▸ WORK REQUEST
Reproduce everything in the Labor Day Weekend post from "Labor Day Weekend" down to "goes on and on.", word for word.

▸ EXTRACT PROVIDED

Tuesday, September 3, 2013

Labor Day Weekend

I am finding there are days I handle things well and days I don't. Today is one of those days I don't. The enormity of what Jake has ahead of him is hitting me really hard today. There is so much he has to re-learn...running, walking barefoot, walking on uneven surfaces like grass and sand, riding his bike, swimming, snowboarding...and those are just some of the physical things, the list goes on and on.

This weekend, we finally all got to the pool. We were so excited for the whole family to be able to go and enjoy a couple hours in the sun. Our OT at the hospital had suggested that walking in the pool would be great therapy for Jake. What didn't occur to us before we got there was how he would react when he realized his body didn't remember how to swim or even just kick his legs.

▸ SUPPLIED RECORDS

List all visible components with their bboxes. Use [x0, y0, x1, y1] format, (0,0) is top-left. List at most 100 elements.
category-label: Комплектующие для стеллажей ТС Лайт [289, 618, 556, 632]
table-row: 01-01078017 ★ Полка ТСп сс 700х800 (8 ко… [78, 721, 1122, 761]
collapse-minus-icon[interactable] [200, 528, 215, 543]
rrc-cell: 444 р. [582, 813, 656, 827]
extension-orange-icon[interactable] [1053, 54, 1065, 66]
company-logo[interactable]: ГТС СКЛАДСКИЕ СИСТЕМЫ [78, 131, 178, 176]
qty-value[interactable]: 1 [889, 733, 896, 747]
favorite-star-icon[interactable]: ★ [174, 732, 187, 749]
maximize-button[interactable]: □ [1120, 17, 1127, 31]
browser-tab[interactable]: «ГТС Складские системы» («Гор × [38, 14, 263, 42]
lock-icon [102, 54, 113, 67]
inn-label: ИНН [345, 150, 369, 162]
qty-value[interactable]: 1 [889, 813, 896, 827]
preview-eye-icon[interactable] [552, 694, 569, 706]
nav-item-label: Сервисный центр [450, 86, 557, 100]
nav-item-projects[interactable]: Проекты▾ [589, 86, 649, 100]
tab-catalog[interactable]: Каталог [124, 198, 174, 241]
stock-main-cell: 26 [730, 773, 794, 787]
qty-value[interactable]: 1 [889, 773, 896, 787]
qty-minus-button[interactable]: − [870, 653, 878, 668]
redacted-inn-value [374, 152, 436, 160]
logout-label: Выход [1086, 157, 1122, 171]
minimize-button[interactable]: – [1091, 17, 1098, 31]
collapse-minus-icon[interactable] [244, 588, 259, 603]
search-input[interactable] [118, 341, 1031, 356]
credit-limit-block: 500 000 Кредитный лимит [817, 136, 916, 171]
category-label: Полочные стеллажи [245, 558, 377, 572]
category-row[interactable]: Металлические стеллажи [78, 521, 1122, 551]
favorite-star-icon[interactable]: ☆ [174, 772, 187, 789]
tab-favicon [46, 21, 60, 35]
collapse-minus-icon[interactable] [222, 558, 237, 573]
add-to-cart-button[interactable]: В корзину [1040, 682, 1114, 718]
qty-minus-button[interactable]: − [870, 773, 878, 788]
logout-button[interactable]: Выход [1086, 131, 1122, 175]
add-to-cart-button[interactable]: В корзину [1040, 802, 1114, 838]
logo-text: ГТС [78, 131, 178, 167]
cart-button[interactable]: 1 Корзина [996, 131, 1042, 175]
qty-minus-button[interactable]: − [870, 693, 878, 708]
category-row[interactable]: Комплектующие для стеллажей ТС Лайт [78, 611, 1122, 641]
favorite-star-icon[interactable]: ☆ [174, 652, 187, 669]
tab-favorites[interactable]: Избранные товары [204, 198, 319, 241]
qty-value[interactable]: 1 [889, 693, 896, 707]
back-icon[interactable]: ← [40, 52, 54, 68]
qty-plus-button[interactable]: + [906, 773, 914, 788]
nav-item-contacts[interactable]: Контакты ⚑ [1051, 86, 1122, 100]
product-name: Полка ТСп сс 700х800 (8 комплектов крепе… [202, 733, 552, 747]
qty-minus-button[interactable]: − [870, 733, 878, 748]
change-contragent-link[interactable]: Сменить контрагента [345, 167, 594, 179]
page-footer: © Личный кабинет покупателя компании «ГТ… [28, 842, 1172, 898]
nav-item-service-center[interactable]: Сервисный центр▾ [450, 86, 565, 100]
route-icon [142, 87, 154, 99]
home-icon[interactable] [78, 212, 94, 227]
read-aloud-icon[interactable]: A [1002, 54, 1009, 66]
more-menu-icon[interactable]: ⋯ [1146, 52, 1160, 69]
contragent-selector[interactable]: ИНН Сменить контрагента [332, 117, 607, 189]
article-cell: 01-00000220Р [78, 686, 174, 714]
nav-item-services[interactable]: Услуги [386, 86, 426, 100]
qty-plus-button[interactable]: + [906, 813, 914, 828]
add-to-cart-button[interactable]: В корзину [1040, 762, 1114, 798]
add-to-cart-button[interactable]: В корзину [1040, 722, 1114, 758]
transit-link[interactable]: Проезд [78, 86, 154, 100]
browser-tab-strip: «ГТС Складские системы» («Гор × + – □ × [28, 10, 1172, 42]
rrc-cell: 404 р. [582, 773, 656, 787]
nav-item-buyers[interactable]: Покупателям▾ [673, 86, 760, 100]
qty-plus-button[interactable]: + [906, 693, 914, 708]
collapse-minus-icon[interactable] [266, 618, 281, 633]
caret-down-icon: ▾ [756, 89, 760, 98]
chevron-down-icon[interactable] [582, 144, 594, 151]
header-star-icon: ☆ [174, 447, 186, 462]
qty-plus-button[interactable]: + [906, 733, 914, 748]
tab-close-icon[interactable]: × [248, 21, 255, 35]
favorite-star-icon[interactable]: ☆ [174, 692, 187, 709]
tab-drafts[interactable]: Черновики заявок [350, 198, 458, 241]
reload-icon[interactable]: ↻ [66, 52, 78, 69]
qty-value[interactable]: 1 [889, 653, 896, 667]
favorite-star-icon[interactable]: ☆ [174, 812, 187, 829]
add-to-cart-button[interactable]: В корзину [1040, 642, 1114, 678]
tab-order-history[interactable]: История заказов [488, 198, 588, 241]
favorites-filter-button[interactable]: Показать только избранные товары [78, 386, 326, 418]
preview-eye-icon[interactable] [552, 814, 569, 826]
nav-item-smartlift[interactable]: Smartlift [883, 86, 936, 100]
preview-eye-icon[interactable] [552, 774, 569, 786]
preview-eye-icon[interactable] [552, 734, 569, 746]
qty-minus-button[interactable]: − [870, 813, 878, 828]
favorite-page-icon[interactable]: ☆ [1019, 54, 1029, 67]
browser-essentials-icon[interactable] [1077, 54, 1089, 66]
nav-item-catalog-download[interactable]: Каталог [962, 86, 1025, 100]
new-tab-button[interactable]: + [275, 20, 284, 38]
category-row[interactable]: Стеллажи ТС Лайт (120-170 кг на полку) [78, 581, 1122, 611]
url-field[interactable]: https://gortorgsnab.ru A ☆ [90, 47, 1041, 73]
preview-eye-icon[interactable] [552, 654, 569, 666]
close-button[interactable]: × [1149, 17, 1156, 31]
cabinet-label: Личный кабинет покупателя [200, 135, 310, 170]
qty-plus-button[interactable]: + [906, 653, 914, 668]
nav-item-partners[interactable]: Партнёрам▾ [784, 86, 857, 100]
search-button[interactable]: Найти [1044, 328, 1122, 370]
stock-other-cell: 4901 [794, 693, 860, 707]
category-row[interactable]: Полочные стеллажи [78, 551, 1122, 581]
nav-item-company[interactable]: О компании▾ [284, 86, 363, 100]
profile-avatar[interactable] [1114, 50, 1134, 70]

▸ OUTPUT FOR THIS TASK
Labor Day Weekend

I am finding there are days I handle things well and days I don't. Today is one of those days I don't. The enormity of what Jake has ahead of him is hitting me really hard today. There is so much he has to re-learn...running, walking barefoot, walking on uneven surfaces like grass and sand, riding his bike, swimming, snowboarding...and those are just some of the physical things, the list goes on and on.